_Page text:_
- - - - - - -
FIG. 5 is a flowchart illustrating a centralized frequency resource allocation method according to an exemplary embodiment of the present invention.

Referring to FIG. 5, a base station 100 acquires channel state information of each terminal (S502). The base station 100 receives a report of channel state information from a terminal or the base station 100 directly measures channel state information of a terminal, thereby acquiring channel state information of the terminal. The channel state information includes a channel quality indicator (CQI), a signal-to-noise ratio (SNR), and a signal-to-interference-plus-noise-ratio (SINR)

The base station 100 reports channel state information of each terminal to a central server 200 (S504).

When the central server 200 acquires channel state information of a terminal from the base station 100, the central server 200 classifies the terminal as a terminal (hereinafter referred to as a “cell central user”) that is located at the cell center or a terminal (hereinafter referred to as a “cell boundary user”) that is located at the cell boundary (S506). For example, if an SNR value of the terminal is equal to or larger than a predetermined threshold value, the central server 200 may classify the terminal as a cell central user, and if an SNR value of the terminal is less than a predetermined threshold value, the central server 200 may classify the terminal as a cell boundary user.

The central server 200 determines whether the terminal is classified as a cell boundary user (S508), and if the terminal is classified as a cell central user, the central server 200 allocates a portion of the frequency band F0 that is allocated for a cell central area service to a corresponding terminal (S510).

If the terminal is classified as a cell boundary user at step S508, the central server 200 calculates quality of a channel that is allocated to a cell boundary area of a corresponding cell on a subband basis (S512).
- - - - - - -
_Data listing:_

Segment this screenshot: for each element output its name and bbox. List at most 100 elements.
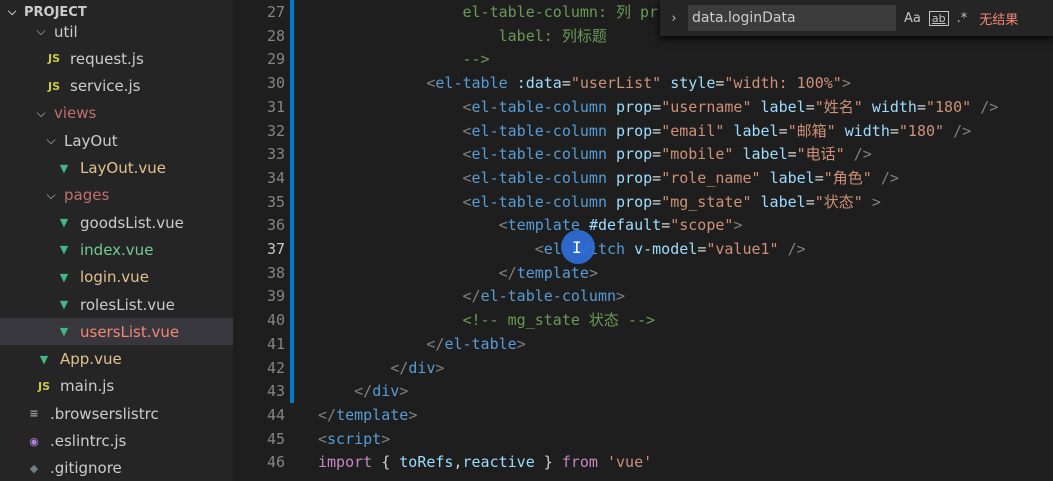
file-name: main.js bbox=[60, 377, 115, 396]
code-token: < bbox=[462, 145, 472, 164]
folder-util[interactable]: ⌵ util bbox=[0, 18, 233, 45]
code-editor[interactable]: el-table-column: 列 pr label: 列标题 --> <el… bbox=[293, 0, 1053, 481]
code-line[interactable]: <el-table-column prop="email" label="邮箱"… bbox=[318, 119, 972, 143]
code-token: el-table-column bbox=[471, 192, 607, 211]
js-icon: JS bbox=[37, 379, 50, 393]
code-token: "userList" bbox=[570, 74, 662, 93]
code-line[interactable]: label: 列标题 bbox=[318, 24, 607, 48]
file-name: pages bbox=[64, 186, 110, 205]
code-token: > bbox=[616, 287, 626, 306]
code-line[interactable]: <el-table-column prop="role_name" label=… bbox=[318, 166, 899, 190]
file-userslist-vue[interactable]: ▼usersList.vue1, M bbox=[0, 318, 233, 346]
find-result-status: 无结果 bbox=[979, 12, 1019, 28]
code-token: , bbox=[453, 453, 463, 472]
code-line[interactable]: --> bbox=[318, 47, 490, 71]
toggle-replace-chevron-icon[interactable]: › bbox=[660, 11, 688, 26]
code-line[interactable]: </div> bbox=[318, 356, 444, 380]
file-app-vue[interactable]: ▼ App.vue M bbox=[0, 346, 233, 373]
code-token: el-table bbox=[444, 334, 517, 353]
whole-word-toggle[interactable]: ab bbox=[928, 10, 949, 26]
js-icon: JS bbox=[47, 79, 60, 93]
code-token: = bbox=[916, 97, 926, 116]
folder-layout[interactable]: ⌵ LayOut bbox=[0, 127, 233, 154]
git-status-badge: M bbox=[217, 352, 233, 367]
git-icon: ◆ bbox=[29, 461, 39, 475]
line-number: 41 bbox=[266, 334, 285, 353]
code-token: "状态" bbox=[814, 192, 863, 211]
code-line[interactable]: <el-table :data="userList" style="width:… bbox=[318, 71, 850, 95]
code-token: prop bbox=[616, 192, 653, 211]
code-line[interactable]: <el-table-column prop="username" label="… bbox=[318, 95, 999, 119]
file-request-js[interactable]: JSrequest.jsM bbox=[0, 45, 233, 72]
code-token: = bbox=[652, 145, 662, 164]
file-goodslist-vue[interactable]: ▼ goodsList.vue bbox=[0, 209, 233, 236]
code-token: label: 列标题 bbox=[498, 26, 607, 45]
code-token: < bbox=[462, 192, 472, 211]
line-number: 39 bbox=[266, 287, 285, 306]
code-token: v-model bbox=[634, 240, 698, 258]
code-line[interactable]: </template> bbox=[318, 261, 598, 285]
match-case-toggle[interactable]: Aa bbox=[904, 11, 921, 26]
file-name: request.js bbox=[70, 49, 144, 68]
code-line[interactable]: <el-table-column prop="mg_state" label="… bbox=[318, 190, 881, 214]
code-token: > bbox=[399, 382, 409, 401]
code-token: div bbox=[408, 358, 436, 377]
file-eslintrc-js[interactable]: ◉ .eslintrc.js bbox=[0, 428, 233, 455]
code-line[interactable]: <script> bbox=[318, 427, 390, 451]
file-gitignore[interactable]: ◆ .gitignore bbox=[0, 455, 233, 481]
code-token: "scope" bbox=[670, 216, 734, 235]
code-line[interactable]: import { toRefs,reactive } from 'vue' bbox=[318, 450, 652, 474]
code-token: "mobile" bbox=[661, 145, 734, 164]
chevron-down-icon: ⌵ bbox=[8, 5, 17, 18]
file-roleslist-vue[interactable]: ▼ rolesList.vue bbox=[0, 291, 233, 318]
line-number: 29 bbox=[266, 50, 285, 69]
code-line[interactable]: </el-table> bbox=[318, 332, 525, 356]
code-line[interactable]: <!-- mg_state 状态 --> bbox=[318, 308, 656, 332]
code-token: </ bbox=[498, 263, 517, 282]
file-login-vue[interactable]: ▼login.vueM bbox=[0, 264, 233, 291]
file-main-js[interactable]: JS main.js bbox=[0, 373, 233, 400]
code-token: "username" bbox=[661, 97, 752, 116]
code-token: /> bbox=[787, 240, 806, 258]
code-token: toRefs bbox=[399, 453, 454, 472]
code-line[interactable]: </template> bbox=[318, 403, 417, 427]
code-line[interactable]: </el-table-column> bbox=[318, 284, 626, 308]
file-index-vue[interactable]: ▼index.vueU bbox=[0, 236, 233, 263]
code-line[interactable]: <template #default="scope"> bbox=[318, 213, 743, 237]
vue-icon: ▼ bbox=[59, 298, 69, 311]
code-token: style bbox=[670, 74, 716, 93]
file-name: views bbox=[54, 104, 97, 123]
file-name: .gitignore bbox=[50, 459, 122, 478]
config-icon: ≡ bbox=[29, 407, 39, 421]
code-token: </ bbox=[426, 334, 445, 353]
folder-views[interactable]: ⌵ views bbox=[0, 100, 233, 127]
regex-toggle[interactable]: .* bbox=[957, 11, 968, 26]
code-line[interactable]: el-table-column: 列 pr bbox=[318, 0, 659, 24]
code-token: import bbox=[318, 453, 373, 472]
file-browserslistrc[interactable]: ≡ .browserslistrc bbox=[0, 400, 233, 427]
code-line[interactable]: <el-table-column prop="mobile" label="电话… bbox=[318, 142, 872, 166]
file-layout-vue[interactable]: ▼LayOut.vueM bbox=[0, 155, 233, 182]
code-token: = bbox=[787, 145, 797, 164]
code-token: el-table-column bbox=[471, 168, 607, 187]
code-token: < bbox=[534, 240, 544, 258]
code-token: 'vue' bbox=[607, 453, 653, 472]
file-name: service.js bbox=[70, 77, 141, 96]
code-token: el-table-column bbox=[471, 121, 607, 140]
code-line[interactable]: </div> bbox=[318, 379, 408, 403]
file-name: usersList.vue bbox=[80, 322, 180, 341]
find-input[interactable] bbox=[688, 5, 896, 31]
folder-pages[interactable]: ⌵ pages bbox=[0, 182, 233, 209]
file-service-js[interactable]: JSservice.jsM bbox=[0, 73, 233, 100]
- - - - - - -
_Exercise objective:_ Carry on the description of the centralized frequency resource allocation method, picking up right after its final sentence.

_Task output:_
The central server 200 multiplies channel state information of each subband and information about the availability of a subband, thereby calculating channel quality of each subband. The information about the availability of a subband may be represented with a bit 1 or a bit 0. Because the information about the availability of a subband may be represented with 1 or 0, channel quality of each subband may be calculated by operation with very low complexity. For example, a subband being used may be represented with a bit 0 and a non-used subband may be represented with a bit 1.

When channel quality of each subband is C_i, channel quality of each subband may be calculated by Equation 1.

C_i=H_i*U  (Equation 1)

Here, i represents each subband index, H_i represents channel state information of an i-th subband, and U_i represents information about the availability of an i-th subband and has a value of 0 or 1.

The central server 200 selects a subband with the best channel quality based on a channel quality value that is calculated on a subband basis (S514). When it is assumed that a subband being used is represented with a bit 0 and a non-used subband is represented with a bit 1, and a channel with a large channel state value is a good channel, the central server 200 may select a subband with the largest C_i value.

The central server 200 allocates the selected subband to a corresponding cell boundary user (S516).

Thereafter, the central server 200 updates information about the availability of a subband that is allocated to a cell boundary user (S518).

FIG. 6 is a diagram illustrating an example of a method of representing information about the availability of a subband according to an exemplary embodiment of the present invention.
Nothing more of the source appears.